-- Okuma parçası --

=-=-=-=-=

Google’ın Hillary Clinton’ı iyi göstermek için arama önerilerinde kasten oynama yaptığına dair son iddialar nedeniyle, hem bu iddiaları araştırmak hem de yeni araştırmama bakmak için iyi bir zaman olabilir. Göreceğiniz üzere, burada endişelenmek için bazı nedenler var.
Bu yılın haziran ayında Sourcefed, Google'ın arama önerilerinin —sıklıkla 'autocomplete' önerileri deniyor- Clinton’ın lehine olacak şekilde taraflı olduğunu iddia eden bir video yayınladı. Video hızla internette yayıldı: 7 dakikalık tam versiyon, Youtube’da bir milyondan fazla izlendi, kısaltılmış 3 dakikalık versiyon ise Facebook’ta 25 milyondan daha fazla görüntülendi.
CLINTON İÇİN OLUMLU, SANDERS VE TRUMP İÇİN OLUMSUZ ÖNERMELER
Lieberman, "Niyet belli. Google, sitesindeki tavsiyeleri manipüle ederek, son birkaç ay içinde aday seçimlerinde Hillary Clinton’a zarar verebilecek terimlere yönelik aramaları gizliyor" dedi.
Google, Sourcefed’in videosuna Washington Times’a gönderdiği ve her şeyi yalanladığı bir e-posta ile yanıt verdi. Şirketin sözcüsüne göre, "Google autocomplete, herhangi bir adayı ya da davayı desteklemiyor." Şirket, açık biçimde mahkum edici bulguları şu sözlerle savuşturdu: "Google autocomplete algoritması, bir kişinin adıyla ilişkili olarak gösterildiğinde, saldırgan ya da aşağılayıcı olan bir öngörülmüş sonuç göstermeyecek."

=-=-=-=-=

-- Veri satırları --
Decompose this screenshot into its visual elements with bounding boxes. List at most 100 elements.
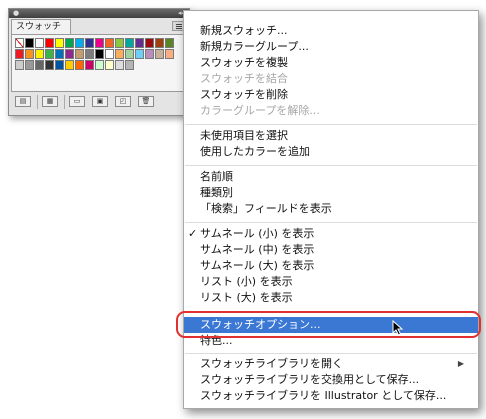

=-=-=-=-=

-- Çalışılacak konular --
1 - Aşağıdaki (a), (b) ve (c) ifadeleri okuma parçasıyla örtüşüyor mu? Her birine evet ya da hayır diye cevap verin ve kararınızı belirleyen sözleri okuma parçasından birebir alıntılayın.
(a) Sourcefed'in videosunun kısaltılmış versiyonu Facebook'ta 25 milyondan fazla görüntülendi.
(b) Google, videoya Washington Post'a gönderdiği bir e-postayla yanıt verdi.
(c) Sourcefed'in videosu bu yılın haziran ayında yayınlandı.
2 - Okuma parçasında "Bu yılın haziran" sözlerinden başlayıp "daha fazla görüntülendi." sözlerine kadar uzanan her şeyi hiçbir değişiklik yapmadan tekrarlayın.

-- Alıştırma cevapları --
1 -
(a) Evet: "kısaltılmış 3 dakikalık versiyon ise Facebook’ta 25 milyondan daha fazla görüntülendi"
(b) Hayır: "Washington Times’a gönderdiği ve her şeyi yalanladığı bir e-posta ile yanıt verdi"
(c) Evet: "Bu yılın haziran ayında Sourcefed"

2 -
Bu yılın haziran ayında Sourcefed, Google'ın arama önerilerinin —sıklıkla 'autocomplete' önerileri deniyor- Clinton’ın lehine olacak şekilde taraflı olduğunu iddia eden bir video yayınladı. Video hızla internette yayıldı: 7 dakikalık tam versiyon, Youtube’da bir milyondan fazla izlendi, kısaltılmış 3 dakikalık versiyon ise Facebook’ta 25 milyondan daha fazla görüntülendi.